## QUESTIONS
(A) In the interview about women in motor racing, what role does Alba Colon hold at Chevrolet?
(B) Continue the interview about women in motor racing, picking up after its final sentence.

## TEXT PROVIDED
----
I've been going to races for as long as I can remember, but even here, the thing that always amazes me is just how male-heavy the sport appears to an outsider.

BP: It's changing, but slowly. Women tend to have the confidence and believe that we can do something only when we see another woman doing it.

That seems like a huge generalization.

BP: It's funny, because I read that quote in a book maybe a year ago. And it stopped me in my tracks because ... I did it to myself.

There's this woman who works for Chevrolet called Alba Colon. And she's amazing—she's the lead engineer for the NASCAR engine program. She gives a lot of talks for STEM to high school students and groups. The story she tells is, when she was a young girl in Puerto Rico, she wanted to be an astronaut because of Sally Ride. And she later decided, for whatever reason, that she didn't want that path. She saw an SAE race team and was exposed to racing for the first time and captivated by it. The point of her talk is, it's OK if your dream changes. If you have a dream, you go for it, maybe you change your mind. But it's OK if you do.

My takeaway was the part about Sally Ride. I mean, she could've wanted to be an astronaut by watching Buzz Aldrin. And then it happened to me. A bunch of years ago, I was working for Aston Martin and reading Automotive News, the trade magazine. There's always new stories about promotions, and there was one about a woman who was just appointed as an executive at a big company. My background fit the job, and it struck me that I might be better suited for it. I built my network for two years [with that in mind], and coincidentally or not, I was later recruited for a similar position, at FiatChrysler as a director of motorsport.

And then here it is, a year ago, and I read this quote about women only knowing when they see it. And I said, "Oh my god, I did this myself." I'd been reading that magazine for ten years, men's appointments to new roles, and I never once thought, I could do that?

So shame on me. We do it. We absolutely do it.

KL: When I was growing up, there was almost nobody female racing in Europe at that time, successfully anyway. So I never thought that it was really an option for me. I just was very fortunate and very determined and I ended up getting there.

Then when I came over here, I saw people like [Indy racer] Sarah Fisher---you kind of open your eyes to the possibilities. And that's been really showcased since the announcement. We've had a number of young girls say "How do I get involved? I really want to do this, I didn't know that it was possible."

We're not being feministic. We're just trying to showcase that there are enough really talented women to make a successful team.
----
## MATERIAL SUPPLIED

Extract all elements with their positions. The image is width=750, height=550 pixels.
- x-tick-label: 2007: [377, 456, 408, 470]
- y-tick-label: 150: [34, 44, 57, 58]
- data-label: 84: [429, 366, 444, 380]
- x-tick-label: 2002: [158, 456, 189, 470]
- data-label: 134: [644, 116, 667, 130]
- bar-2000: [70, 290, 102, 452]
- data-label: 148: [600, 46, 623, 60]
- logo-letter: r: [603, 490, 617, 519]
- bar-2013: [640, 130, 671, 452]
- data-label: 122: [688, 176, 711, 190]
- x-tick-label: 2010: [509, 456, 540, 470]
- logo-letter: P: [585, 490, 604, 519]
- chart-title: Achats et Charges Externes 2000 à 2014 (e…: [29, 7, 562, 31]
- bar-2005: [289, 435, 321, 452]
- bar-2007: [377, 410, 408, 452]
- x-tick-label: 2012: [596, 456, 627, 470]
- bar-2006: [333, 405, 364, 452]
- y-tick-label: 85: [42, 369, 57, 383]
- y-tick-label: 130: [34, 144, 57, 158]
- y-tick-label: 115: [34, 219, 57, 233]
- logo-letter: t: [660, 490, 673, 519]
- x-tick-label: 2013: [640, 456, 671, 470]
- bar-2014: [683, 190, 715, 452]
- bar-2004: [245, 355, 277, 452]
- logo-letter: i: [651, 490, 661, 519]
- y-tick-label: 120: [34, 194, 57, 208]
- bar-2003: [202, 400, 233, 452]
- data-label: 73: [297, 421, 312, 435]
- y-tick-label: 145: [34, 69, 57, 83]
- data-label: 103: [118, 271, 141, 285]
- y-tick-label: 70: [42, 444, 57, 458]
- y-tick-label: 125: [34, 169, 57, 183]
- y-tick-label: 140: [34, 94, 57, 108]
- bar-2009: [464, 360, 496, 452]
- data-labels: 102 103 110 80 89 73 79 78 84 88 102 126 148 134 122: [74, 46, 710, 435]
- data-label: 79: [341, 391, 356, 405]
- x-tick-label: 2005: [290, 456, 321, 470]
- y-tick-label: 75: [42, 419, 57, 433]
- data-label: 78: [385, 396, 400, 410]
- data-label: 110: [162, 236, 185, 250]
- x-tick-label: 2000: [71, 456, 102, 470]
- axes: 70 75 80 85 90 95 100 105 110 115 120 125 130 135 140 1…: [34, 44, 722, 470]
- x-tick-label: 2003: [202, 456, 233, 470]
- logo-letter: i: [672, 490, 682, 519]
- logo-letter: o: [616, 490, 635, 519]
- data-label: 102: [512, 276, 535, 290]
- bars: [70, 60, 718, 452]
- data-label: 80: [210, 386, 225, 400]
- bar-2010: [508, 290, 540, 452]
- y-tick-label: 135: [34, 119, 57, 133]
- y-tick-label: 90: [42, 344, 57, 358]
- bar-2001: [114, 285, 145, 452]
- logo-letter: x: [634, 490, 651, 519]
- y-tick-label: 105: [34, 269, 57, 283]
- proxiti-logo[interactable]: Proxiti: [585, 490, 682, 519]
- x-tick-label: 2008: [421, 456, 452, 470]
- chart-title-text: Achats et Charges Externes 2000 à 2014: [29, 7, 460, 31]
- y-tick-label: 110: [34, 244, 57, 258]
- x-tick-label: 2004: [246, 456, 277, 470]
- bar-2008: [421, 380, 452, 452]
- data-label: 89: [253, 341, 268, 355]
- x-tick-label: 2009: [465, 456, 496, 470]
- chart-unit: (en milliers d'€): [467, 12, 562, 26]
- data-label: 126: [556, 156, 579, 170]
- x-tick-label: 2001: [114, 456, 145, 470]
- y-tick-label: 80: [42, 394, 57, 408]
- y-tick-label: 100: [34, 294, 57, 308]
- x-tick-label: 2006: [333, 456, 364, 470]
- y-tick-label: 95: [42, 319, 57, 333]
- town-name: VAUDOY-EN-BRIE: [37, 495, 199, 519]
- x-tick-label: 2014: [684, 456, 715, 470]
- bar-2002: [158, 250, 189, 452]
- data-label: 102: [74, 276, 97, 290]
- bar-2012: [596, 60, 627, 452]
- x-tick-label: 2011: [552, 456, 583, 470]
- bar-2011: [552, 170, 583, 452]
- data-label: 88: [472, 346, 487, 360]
----
## TASK ANSWERS
(A) She is the lead engineer for the NASCAR engine program.

(B)
There's so much baggage attached to gender in this business.

BP: It's subliminal. It's not like anyone's actively doing it or doesn't want it to change. It's just the way things have always been.

I told Jessica Rowe, our junior engineer, the Automotive News story last week. Then I asked her how she got into engineering. She said, "I grew up in Kansas, and my dad's an engineer, and he would take me to NASCAR races, and I loved it. When I was in school, Danica Patrick was on the front page. But I didn't want to be a racing driver---it just didn't appeal to me. Then, a couple of years ago, I read about Leena Gade, the lead engineer on Audi's prototype program." Gade has won the 24 Hours of Le Mans a couple of times. Jessica told me, "When I saw Lena Gade, I knew I could become a racing engineer."

One thing I've had to say to the ladies, we've had a few butterflies leading up to the announcement. We're---engineers and PR people---not used to drawing attention to gender. If anything, we'd minimize it. We all work very hard, and none of us have gotten any doors opened because we're women. So pointing that out is uncomfortable.

Even if you're not doing it for gain, someone's going to assume that.

BP: It's implied that you're doing it to get doors opened.

You appear to have the right reasons.

BP: Because of all the girls that are waiting to see Sally Ride and Leena Gade. Making sure that everybody knows that, if they want to be here, they can be here. We'd love to get more women into racing, but if their dream changes, and they want to design that passenger car, or go into space, then ... victory.

Interviews were not conducted simultaneously. Responses have been edited for length and clarity.